**INFORMATION PROVIDED:**
::::::::::

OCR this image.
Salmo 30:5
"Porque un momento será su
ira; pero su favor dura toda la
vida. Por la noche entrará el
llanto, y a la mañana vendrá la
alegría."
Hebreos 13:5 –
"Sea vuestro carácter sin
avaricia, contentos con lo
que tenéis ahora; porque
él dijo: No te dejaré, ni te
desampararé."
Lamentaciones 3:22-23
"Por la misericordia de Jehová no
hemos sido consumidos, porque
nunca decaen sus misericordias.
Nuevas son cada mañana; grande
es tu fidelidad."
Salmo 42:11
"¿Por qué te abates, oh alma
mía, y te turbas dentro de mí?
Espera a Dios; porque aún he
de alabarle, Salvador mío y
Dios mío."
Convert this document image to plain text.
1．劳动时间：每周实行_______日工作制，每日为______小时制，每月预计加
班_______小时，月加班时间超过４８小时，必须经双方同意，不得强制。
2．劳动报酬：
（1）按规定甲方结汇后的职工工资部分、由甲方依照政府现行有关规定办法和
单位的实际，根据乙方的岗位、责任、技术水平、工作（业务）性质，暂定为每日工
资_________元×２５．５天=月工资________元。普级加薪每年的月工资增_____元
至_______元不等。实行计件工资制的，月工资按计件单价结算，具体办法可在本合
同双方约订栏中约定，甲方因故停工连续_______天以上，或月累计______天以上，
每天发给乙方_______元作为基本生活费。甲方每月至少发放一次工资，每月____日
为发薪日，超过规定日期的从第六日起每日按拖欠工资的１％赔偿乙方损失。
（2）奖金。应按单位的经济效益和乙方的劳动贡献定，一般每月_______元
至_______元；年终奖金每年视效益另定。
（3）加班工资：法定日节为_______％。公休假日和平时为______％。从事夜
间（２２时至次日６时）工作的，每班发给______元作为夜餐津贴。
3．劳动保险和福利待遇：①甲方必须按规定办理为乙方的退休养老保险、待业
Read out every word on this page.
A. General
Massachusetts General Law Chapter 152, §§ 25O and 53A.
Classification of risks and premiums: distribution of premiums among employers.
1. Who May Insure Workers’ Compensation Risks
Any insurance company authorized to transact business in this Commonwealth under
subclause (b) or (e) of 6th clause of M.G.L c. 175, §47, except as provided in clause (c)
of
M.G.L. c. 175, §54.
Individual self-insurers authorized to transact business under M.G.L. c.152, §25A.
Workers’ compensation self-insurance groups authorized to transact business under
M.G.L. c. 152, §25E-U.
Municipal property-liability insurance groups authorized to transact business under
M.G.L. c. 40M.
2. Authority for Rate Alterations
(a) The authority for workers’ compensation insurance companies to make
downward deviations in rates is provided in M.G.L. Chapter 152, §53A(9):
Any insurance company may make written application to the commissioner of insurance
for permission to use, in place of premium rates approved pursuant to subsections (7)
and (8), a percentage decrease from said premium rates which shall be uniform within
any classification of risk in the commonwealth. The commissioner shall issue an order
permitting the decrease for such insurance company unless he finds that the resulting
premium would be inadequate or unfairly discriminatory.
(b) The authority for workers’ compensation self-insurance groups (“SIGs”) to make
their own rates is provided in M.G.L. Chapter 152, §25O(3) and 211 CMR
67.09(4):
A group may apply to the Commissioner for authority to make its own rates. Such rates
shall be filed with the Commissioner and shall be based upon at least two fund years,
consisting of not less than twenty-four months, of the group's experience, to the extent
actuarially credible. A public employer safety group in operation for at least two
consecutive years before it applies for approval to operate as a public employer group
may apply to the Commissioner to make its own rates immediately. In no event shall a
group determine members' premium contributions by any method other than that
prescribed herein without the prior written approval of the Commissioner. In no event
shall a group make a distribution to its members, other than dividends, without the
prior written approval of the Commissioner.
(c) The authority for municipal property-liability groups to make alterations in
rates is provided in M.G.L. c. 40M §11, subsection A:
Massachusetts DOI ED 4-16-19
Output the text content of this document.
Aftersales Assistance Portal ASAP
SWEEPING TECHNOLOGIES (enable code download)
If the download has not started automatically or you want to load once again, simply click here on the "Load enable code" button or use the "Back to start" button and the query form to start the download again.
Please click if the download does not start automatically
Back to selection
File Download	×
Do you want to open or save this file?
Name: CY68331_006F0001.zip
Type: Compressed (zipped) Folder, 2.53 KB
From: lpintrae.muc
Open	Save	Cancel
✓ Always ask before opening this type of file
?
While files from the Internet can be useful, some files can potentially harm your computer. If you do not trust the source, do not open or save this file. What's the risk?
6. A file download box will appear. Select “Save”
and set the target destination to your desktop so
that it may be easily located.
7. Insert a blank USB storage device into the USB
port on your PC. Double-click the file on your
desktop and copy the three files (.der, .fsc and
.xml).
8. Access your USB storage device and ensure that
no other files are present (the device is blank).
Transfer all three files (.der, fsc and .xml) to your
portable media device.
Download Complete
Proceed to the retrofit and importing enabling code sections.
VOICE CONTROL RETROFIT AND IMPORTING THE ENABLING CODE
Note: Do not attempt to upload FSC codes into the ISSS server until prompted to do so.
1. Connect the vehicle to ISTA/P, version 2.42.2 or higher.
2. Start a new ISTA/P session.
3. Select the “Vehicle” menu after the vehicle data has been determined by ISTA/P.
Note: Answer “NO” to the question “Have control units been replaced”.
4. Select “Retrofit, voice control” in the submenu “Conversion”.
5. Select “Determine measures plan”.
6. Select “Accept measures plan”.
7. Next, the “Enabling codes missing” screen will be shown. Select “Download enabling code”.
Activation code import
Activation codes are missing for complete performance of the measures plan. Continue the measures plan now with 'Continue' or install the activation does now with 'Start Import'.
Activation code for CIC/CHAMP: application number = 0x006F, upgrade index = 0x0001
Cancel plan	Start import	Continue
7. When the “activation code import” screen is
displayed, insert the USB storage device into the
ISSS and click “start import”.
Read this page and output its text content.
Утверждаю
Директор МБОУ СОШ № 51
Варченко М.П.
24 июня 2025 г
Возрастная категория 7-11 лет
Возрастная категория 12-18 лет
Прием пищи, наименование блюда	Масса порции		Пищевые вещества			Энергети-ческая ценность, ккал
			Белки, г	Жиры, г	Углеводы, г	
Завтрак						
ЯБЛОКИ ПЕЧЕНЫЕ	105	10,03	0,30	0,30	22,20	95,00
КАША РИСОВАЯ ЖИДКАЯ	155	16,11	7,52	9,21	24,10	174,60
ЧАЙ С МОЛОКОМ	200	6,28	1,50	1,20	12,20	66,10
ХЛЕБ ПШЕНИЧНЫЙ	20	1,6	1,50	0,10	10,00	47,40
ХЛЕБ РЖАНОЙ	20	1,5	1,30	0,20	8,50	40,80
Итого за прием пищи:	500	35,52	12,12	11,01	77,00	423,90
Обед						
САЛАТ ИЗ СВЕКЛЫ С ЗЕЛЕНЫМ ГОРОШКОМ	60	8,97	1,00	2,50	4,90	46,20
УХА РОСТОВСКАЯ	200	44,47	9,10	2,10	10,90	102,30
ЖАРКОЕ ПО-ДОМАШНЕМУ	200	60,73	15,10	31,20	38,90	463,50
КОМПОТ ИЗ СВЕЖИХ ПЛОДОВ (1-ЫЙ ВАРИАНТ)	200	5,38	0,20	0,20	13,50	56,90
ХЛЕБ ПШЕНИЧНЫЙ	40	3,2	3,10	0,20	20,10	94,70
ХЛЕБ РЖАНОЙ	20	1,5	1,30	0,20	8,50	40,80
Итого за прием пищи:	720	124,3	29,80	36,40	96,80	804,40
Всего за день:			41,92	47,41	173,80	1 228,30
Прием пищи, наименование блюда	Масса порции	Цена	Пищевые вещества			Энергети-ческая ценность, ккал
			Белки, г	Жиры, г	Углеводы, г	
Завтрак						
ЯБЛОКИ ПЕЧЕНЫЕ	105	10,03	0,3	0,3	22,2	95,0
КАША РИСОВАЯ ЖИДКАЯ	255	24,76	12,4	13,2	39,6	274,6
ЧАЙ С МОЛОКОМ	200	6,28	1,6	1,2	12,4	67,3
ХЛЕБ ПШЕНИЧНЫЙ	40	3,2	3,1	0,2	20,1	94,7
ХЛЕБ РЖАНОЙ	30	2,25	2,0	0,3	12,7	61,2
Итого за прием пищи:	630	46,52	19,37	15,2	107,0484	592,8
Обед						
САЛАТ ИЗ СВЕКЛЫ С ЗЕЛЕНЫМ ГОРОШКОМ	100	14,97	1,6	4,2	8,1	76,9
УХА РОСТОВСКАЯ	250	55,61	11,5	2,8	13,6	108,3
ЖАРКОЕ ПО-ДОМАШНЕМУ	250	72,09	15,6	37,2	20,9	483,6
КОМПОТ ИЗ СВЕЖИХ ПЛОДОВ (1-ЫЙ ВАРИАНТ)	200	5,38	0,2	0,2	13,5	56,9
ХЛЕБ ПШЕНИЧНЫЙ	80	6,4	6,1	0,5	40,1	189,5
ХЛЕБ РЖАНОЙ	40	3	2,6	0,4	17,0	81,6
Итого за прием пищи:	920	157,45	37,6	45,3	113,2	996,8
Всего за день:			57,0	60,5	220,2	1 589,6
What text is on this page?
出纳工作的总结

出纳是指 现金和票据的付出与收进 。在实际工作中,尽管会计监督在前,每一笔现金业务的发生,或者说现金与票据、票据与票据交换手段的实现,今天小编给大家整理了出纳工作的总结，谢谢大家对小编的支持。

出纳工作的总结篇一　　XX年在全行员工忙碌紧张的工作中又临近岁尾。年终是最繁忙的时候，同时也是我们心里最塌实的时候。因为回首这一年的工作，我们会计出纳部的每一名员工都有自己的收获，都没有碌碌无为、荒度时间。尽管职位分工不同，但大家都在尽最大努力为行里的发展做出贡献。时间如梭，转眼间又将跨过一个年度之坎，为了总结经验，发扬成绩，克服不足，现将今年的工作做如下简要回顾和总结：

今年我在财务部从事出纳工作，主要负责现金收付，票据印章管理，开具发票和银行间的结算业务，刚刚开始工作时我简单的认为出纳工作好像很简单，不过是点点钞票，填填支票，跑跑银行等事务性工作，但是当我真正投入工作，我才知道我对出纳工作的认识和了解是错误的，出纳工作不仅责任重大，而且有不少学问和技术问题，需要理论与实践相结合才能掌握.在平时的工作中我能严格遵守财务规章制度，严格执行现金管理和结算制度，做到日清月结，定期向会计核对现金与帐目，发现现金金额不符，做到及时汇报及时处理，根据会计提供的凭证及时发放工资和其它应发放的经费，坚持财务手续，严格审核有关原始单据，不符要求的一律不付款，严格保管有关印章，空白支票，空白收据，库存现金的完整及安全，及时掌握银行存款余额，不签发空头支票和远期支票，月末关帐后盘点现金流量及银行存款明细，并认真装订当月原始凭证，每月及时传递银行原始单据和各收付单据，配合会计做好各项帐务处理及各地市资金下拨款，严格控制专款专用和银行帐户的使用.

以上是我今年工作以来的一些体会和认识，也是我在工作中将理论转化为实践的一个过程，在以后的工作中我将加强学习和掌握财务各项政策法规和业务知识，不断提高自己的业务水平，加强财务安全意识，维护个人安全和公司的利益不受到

::::::::::

**YOUR GOAL:**
Copy all lines from the entries that contain the word "approval".

**FINISHED ANSWER:**
consecutive years before it applies for approval to operate as a public employer group
prescribed herein without the prior written approval of the Commissioner. In no event
prior written approval of the Commissioner.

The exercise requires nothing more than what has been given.